Report, word for word, every line of the material that contains "растревоженных".

---*---

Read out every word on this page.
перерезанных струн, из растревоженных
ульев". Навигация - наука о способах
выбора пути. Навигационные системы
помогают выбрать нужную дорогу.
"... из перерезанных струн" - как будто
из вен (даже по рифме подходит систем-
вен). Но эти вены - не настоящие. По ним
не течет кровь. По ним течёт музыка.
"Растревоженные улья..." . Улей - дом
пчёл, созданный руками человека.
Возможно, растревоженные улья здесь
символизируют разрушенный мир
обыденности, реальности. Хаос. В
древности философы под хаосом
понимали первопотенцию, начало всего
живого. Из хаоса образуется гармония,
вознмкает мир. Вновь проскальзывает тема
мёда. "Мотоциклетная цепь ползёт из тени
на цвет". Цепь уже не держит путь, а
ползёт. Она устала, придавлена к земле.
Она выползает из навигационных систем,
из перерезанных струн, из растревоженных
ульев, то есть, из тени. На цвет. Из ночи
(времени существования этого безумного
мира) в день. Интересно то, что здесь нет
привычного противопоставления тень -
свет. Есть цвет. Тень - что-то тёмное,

---*---

(TASK OUTPUT):
перерезанных струн, из растревоженных
из перерезанных струн, из растревоженных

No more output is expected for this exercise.